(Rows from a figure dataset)
■ ■ ■ ■ ■
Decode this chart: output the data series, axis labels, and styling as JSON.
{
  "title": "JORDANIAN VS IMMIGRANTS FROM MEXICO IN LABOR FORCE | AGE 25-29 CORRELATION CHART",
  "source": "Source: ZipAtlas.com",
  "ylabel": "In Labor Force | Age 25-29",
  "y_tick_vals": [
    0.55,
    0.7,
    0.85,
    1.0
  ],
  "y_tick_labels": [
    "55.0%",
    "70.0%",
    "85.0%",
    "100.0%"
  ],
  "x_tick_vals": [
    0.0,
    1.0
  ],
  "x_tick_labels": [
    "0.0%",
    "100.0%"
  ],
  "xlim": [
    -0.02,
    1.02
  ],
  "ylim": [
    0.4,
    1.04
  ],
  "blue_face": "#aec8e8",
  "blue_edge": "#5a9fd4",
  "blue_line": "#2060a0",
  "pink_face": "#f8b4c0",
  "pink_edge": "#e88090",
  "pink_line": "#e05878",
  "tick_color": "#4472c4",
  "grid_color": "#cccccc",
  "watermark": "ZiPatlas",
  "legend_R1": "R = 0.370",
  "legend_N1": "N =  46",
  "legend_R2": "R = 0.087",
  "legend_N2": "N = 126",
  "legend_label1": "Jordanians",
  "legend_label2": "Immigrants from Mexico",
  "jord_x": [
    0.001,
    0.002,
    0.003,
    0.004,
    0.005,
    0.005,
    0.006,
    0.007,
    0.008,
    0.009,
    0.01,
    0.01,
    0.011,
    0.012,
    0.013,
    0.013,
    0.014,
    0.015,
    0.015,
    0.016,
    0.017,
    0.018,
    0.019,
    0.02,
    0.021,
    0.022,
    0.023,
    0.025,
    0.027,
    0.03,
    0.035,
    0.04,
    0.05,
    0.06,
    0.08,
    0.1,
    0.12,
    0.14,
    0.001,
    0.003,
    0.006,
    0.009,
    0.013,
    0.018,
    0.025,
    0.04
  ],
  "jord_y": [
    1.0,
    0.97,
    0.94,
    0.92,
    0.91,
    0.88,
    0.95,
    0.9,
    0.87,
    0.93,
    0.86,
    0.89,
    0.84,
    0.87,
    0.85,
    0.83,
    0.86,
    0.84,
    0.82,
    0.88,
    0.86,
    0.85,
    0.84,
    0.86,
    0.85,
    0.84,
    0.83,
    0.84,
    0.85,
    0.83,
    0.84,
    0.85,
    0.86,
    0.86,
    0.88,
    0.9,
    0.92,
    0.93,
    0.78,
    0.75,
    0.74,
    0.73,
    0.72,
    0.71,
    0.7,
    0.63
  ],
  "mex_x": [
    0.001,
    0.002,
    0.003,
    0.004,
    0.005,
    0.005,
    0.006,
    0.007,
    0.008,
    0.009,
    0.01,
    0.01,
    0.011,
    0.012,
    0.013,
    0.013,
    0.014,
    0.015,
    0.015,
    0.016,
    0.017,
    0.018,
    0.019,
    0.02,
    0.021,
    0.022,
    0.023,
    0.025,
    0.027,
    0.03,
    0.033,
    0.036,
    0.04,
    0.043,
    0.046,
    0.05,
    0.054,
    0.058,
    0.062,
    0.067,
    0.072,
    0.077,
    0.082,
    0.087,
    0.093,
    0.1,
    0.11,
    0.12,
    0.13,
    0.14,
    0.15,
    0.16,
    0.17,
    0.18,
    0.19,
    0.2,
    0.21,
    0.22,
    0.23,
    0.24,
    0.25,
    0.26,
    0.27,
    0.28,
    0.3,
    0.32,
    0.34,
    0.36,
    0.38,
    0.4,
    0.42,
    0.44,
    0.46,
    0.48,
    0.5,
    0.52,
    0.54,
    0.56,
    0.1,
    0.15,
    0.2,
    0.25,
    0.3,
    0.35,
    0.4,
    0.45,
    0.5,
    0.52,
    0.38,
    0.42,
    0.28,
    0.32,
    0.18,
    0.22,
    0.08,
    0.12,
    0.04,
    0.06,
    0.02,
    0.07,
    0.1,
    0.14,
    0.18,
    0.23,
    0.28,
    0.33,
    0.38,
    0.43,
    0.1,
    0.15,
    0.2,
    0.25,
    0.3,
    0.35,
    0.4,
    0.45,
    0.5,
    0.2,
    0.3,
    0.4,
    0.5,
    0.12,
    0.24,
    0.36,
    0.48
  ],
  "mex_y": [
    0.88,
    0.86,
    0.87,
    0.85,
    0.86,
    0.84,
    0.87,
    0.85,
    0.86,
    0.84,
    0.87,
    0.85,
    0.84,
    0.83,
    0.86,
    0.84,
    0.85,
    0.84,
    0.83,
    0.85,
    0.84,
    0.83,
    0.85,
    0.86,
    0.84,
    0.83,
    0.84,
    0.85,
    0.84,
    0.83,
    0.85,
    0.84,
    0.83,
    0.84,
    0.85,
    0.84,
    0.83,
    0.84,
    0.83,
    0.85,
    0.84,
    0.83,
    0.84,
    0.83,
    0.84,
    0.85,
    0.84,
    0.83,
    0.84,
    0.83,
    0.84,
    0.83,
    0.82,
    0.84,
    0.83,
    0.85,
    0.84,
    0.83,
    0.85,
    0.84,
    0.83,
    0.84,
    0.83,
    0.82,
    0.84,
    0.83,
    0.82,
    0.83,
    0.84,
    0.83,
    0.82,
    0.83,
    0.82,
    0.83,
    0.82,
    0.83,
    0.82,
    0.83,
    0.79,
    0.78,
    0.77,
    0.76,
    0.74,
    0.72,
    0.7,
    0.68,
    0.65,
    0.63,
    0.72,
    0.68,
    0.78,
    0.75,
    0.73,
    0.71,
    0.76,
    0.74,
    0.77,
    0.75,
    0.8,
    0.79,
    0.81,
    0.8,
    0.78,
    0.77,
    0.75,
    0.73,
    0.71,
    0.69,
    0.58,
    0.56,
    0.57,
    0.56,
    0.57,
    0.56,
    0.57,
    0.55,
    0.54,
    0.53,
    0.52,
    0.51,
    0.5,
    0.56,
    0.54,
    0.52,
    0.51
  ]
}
■ ■ ■ ■ ■
### DO THIS
Word for word, quote all of the data above.

### EXERCISE OUTPUT
Decode this chart: output the data series, axis labels, and styling as JSON.
{
  "title": "JORDANIAN VS IMMIGRANTS FROM MEXICO IN LABOR FORCE | AGE 25-29 CORRELATION CHART",
  "source": "Source: ZipAtlas.com",
  "ylabel": "In Labor Force | Age 25-29",
  "y_tick_vals": [
    0.55,
    0.7,
    0.85,
    1.0
  ],
  "y_tick_labels": [
    "55.0%",
    "70.0%",
    "85.0%",
    "100.0%"
  ],
  "x_tick_vals": [
    0.0,
    1.0
  ],
  "x_tick_labels": [
    "0.0%",
    "100.0%"
  ],
  "xlim": [
    -0.02,
    1.02
  ],
  "ylim": [
    0.4,
    1.04
  ],
  "blue_face": "#aec8e8",
  "blue_edge": "#5a9fd4",
  "blue_line": "#2060a0",
  "pink_face": "#f8b4c0",
  "pink_edge": "#e88090",
  "pink_line": "#e05878",
  "tick_color": "#4472c4",
  "grid_color": "#cccccc",
  "watermark": "ZiPatlas",
  "legend_R1": "R = 0.370",
  "legend_N1": "N =  46",
  "legend_R2": "R = 0.087",
  "legend_N2": "N = 126",
  "legend_label1": "Jordanians",
  "legend_label2": "Immigrants from Mexico",
  "jord_x": [
    0.001,
    0.002,
    0.003,
    0.004,
    0.005,
    0.005,
    0.006,
    0.007,
    0.008,
    0.009,
    0.01,
    0.01,
    0.011,
    0.012,
    0.013,
    0.013,
    0.014,
    0.015,
    0.015,
    0.016,
    0.017,
    0.018,
    0.019,
    0.02,
    0.021,
    0.022,
    0.023,
    0.025,
    0.027,
    0.03,
    0.035,
    0.04,
    0.05,
    0.06,
    0.08,
    0.1,
    0.12,
    0.14,
    0.001,
    0.003,
    0.006,
    0.009,
    0.013,
    0.018,
    0.025,
    0.04
  ],
  "jord_y": [
    1.0,
    0.97,
    0.94,
    0.92,
    0.91,
    0.88,
    0.95,
    0.9,
    0.87,
    0.93,
    0.86,
    0.89,
    0.84,
    0.87,
    0.85,
    0.83,
    0.86,
    0.84,
    0.82,
    0.88,
    0.86,
    0.85,
    0.84,
    0.86,
    0.85,
    0.84,
    0.83,
    0.84,
    0.85,
    0.83,
    0.84,
    0.85,
    0.86,
    0.86,
    0.88,
    0.9,
    0.92,
    0.93,
    0.78,
    0.75,
    0.74,
    0.73,
    0.72,
    0.71,
    0.7,
    0.63
  ],
  "mex_x": [
    0.001,
    0.002,
    0.003,
    0.004,
    0.005,
    0.005,
    0.006,
    0.007,
    0.008,
    0.009,
    0.01,
    0.01,
    0.011,
    0.012,
    0.013,
    0.013,
    0.014,
    0.015,
    0.015,
    0.016,
    0.017,
    0.018,
    0.019,
    0.02,
    0.021,
    0.022,
    0.023,
    0.025,
    0.027,
    0.03,
    0.033,
    0.036,
    0.04,
    0.043,
    0.046,
    0.05,
    0.054,
    0.058,
    0.062,
    0.067,
    0.072,
    0.077,
    0.082,
    0.087,
    0.093,
    0.1,
    0.11,
    0.12,
    0.13,
    0.14,
    0.15,
    0.16,
    0.17,
    0.18,
    0.19,
    0.2,
    0.21,
    0.22,
    0.23,
    0.24,
    0.25,
    0.26,
    0.27,
    0.28,
    0.3,
    0.32,
    0.34,
    0.36,
    0.38,
    0.4,
    0.42,
    0.44,
    0.46,
    0.48,
    0.5,
    0.52,
    0.54,
    0.56,
    0.1,
    0.15,
    0.2,
    0.25,
    0.3,
    0.35,
    0.4,
    0.45,
    0.5,
    0.52,
    0.38,
    0.42,
    0.28,
    0.32,
    0.18,
    0.22,
    0.08,
    0.12,
    0.04,
    0.06,
    0.02,
    0.07,
    0.1,
    0.14,
    0.18,
    0.23,
    0.28,
    0.33,
    0.38,
    0.43,
    0.1,
    0.15,
    0.2,
    0.25,
    0.3,
    0.35,
    0.4,
    0.45,
    0.5,
    0.2,
    0.3,
    0.4,
    0.5,
    0.12,
    0.24,
    0.36,
    0.48
  ],
  "mex_y": [
    0.88,
    0.86,
    0.87,
    0.85,
    0.86,
    0.84,
    0.87,
    0.85,
    0.86,
    0.84,
    0.87,
    0.85,
    0.84,
    0.83,
    0.86,
    0.84,
    0.85,
    0.84,
    0.83,
    0.85,
    0.84,
    0.83,
    0.85,
    0.86,
    0.84,
    0.83,
    0.84,
    0.85,
    0.84,
    0.83,
    0.85,
    0.84,
    0.83,
    0.84,
    0.85,
    0.84,
    0.83,
    0.84,
    0.83,
    0.85,
    0.84,
    0.83,
    0.84,
    0.83,
    0.84,
    0.85,
    0.84,
    0.83,
    0.84,
    0.83,
    0.84,
    0.83,
    0.82,
    0.84,
    0.83,
    0.85,
    0.84,
    0.83,
    0.85,
    0.84,
    0.83,
    0.84,
    0.83,
    0.82,
    0.84,
    0.83,
    0.82,
    0.83,
    0.84,
    0.83,
    0.82,
    0.83,
    0.82,
    0.83,
    0.82,
    0.83,
    0.82,
    0.83,
    0.79,
    0.78,
    0.77,
    0.76,
    0.74,
    0.72,
    0.7,
    0.68,
    0.65,
    0.63,
    0.72,
    0.68,
    0.78,
    0.75,
    0.73,
    0.71,
    0.76,
    0.74,
    0.77,
    0.75,
    0.8,
    0.79,
    0.81,
    0.8,
    0.78,
    0.77,
    0.75,
    0.73,
    0.71,
    0.69,
    0.58,
    0.56,
    0.57,
    0.56,
    0.57,
    0.56,
    0.57,
    0.55,
    0.54,
    0.53,
    0.52,
    0.51,
    0.5,
    0.56,
    0.54,
    0.52,
    0.51
  ]
}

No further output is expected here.